• **WHAT TO PRODUCE**: Lines containing the word "three" are the ones to copy from the records below.

---------- DATA PROVIDED ----------

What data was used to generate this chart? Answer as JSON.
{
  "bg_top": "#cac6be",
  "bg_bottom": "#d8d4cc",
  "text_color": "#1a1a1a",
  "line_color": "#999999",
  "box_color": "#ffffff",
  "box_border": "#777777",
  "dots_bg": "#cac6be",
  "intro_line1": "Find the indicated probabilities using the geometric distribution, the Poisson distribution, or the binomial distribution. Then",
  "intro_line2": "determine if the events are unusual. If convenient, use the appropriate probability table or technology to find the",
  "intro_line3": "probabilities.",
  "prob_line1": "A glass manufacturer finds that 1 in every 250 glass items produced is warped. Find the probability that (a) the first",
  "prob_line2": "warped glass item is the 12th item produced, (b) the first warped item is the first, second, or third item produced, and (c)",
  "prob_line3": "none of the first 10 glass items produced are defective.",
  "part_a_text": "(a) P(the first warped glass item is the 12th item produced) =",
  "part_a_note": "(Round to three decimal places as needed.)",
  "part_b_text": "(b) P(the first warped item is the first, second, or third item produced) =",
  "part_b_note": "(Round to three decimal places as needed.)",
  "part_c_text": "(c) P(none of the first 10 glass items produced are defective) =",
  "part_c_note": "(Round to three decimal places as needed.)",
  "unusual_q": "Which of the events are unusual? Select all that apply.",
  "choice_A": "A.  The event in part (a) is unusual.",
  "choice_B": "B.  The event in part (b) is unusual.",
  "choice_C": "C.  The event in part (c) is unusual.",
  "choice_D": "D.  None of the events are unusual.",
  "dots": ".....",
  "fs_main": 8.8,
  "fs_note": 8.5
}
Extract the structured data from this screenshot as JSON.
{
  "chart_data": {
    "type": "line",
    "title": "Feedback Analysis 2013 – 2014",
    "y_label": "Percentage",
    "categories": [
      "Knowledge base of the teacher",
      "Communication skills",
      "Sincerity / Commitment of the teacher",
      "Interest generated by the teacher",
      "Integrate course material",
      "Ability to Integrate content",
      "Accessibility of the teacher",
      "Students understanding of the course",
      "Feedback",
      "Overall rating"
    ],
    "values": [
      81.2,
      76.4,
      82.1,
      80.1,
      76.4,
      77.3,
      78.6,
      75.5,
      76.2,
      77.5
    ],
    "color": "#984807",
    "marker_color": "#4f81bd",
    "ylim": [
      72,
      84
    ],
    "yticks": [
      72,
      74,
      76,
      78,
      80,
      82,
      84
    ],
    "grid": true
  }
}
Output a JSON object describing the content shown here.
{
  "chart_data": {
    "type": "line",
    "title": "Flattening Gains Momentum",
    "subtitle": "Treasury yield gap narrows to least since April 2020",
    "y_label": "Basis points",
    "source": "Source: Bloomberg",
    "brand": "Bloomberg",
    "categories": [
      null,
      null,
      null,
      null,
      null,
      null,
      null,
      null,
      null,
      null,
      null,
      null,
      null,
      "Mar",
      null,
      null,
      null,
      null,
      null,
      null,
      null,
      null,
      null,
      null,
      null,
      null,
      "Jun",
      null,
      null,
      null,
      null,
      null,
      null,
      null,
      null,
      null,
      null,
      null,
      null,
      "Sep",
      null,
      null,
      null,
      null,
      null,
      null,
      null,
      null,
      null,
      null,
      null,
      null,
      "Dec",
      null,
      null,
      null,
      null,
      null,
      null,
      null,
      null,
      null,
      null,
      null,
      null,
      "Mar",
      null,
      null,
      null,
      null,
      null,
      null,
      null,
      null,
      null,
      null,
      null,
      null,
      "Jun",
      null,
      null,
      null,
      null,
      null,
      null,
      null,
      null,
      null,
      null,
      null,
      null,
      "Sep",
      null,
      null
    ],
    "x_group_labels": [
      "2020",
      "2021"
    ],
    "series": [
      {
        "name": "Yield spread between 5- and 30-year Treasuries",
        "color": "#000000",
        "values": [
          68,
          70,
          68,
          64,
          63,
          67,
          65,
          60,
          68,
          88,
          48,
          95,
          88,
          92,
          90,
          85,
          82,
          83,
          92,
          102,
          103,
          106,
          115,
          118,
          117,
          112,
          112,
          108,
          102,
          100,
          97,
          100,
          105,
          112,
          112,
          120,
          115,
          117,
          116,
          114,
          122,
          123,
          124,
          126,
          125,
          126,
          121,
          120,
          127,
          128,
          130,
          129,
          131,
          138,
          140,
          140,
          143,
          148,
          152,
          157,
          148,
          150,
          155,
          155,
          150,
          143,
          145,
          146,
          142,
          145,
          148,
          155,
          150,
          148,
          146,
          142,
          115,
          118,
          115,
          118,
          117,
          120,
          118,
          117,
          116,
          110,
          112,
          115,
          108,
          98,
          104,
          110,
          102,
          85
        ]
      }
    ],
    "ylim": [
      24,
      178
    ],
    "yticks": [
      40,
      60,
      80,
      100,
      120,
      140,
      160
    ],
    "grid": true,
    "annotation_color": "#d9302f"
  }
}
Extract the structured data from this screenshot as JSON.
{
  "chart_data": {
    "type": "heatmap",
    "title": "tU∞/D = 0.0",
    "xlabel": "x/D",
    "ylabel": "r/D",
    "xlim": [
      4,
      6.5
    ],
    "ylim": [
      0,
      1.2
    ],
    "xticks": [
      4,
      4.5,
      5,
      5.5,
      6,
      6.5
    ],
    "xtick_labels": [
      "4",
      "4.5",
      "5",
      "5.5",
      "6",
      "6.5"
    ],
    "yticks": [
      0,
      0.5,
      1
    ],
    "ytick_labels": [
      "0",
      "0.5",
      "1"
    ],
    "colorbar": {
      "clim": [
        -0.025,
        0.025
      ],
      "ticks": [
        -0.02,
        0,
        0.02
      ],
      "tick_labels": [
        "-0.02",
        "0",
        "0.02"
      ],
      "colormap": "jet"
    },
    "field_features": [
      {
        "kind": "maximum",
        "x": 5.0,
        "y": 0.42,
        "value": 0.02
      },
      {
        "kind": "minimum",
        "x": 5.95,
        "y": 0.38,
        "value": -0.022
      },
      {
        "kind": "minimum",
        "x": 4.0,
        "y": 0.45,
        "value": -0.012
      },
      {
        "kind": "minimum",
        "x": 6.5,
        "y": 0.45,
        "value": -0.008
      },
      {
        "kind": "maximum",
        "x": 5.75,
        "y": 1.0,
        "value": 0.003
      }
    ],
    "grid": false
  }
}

----------

• **SOLVED EXERCISE**:
  "part_a_note": "(Round to three decimal places as needed.)",
  "part_b_note": "(Round to three decimal places as needed.)",
  "part_c_note": "(Round to three decimal places as needed.)",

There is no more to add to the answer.